## 分析対象テキスト
%%

アベレージヒッターは当然OPSが低くなる傾向にはあります。そのため、OPSだけがその打者の価値を評価する指標にはならないことをご理解の上、数字を見ましょう。
出塁率と長打率
出塁率:(安打数+四球+死球)÷(打数+四球+死球+犠飛)
長打率:塁打数÷打数
出塁率は、打者が塁に出る確率(エラーによる出塁は含まれない)です。一方で長打率は1打数あたりの塁打数です。

OPSの計算方法をより分かりやすく解説
OPSを理解するうえで避けて通れないのが、その具体的な計算方法です。
数式が絡むため、一見すると難しそうに感じるかもしれませんが、出塁率と長打率の計算式さえ押さえれば、誰でもOPSを算出できます。
出塁率(OBP)の計算式と例
出塁率は「どれだけ塁に出たか」を示す指標で、OPSの半分を構成する重要な要素です。以下のような式で求められます。

%%

保存項目:
%%

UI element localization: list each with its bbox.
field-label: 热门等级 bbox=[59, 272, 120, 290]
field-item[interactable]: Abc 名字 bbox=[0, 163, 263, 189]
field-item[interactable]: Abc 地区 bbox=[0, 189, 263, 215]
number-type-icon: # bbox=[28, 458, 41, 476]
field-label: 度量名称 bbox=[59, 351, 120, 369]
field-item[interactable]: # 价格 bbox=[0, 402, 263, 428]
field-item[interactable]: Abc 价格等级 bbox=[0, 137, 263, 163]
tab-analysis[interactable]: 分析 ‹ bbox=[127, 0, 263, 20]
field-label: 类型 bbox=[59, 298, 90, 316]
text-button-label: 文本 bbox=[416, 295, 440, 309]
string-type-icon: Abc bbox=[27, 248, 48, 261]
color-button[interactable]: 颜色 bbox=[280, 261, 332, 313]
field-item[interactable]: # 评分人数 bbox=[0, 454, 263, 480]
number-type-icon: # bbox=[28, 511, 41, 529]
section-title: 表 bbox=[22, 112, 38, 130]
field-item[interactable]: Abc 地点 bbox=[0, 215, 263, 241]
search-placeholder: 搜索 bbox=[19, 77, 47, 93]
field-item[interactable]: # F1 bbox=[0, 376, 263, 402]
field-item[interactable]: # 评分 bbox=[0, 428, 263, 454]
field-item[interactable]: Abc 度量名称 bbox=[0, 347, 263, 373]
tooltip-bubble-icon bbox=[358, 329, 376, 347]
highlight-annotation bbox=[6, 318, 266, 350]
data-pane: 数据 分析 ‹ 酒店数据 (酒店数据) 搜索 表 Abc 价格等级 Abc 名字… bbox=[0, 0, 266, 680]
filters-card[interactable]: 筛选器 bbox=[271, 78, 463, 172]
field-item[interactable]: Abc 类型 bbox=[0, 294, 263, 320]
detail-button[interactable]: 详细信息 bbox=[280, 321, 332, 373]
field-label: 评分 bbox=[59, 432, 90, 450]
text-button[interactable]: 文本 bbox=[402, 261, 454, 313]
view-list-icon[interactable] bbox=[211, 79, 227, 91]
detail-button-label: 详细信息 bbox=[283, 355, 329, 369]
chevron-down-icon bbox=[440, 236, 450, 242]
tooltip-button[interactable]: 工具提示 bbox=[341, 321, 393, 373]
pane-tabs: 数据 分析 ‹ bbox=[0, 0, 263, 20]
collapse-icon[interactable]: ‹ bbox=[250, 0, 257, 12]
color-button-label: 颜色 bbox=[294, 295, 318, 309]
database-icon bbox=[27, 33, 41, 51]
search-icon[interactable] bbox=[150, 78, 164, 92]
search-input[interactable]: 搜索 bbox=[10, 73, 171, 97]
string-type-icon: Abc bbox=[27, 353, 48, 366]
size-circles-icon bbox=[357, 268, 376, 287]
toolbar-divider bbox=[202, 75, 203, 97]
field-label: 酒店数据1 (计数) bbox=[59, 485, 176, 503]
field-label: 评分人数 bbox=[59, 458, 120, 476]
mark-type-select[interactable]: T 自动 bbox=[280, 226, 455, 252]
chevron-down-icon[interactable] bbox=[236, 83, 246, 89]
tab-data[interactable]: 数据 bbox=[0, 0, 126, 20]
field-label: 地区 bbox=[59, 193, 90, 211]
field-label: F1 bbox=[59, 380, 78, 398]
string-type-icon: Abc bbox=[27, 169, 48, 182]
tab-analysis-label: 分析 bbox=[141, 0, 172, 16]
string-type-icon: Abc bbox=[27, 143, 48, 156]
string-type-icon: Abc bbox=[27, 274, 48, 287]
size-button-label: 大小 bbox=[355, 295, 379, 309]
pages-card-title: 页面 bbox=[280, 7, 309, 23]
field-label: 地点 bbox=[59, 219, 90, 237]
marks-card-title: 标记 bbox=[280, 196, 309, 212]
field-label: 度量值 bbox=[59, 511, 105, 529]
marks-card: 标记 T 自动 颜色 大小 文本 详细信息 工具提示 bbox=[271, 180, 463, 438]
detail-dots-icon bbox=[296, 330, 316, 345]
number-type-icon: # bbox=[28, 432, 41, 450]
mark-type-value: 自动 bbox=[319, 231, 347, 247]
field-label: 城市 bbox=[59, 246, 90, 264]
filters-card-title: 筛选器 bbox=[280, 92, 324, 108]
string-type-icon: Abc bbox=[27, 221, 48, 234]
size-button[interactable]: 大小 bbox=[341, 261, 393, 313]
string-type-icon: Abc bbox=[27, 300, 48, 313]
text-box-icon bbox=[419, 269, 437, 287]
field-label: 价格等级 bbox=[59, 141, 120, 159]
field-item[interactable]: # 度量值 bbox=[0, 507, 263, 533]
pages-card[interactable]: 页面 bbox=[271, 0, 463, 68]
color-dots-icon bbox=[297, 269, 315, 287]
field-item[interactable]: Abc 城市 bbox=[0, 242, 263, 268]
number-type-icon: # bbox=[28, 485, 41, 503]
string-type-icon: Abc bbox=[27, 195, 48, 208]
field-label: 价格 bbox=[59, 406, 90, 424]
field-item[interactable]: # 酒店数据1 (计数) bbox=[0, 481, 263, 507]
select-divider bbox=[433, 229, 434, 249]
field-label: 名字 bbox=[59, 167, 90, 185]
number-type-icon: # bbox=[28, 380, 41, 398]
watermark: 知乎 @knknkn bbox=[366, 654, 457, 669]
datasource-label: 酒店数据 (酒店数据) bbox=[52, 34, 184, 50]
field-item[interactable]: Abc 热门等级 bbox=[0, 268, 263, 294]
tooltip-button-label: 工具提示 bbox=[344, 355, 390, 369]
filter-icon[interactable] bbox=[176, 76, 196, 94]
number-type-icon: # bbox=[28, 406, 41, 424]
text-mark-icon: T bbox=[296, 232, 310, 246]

%%

## 作業内容
1. OPSに関する本文に基づき、次の問いに答えてください。
(a) アベレージヒッターのOPSには、どのような傾向がありますか。
(b) 出塁率に含まれないのは、何による出塁ですか。
(c) 長打率はどのような式で求められますか。
2. OPSに関する本文に示された出塁率の計算式から、式に用いられている項目をすべて重複なく挙げてください。

## 設問別解答
1.
(a) 当然低くなる傾向にあります。
(b) エラーによる出塁です。
(c) 塁打数÷打数です。

2. 安打数、四球、死球、打数、犠飛